Extract every line that contains the word "video".

-- BEGIN Listing --

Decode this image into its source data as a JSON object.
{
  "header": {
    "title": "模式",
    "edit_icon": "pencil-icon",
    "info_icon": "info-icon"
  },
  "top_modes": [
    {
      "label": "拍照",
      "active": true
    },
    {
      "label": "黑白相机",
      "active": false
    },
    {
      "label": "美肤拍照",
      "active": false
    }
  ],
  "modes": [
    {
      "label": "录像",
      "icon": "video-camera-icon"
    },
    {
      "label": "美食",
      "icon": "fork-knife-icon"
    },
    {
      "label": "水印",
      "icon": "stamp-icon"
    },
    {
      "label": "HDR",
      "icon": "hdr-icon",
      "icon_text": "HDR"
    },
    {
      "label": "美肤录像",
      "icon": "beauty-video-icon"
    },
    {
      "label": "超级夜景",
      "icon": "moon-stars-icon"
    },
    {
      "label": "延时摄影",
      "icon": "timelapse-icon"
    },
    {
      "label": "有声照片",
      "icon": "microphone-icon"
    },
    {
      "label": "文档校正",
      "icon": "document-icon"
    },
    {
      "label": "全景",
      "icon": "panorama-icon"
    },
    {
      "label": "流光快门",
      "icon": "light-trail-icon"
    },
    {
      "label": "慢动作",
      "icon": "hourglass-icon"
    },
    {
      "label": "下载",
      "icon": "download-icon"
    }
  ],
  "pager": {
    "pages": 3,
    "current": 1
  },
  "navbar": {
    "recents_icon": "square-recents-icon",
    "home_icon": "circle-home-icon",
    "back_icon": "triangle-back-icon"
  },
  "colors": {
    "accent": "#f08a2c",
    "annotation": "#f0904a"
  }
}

-- END Listing --

(Response below)
      "icon": "video-camera-icon"
      "icon": "beauty-video-icon"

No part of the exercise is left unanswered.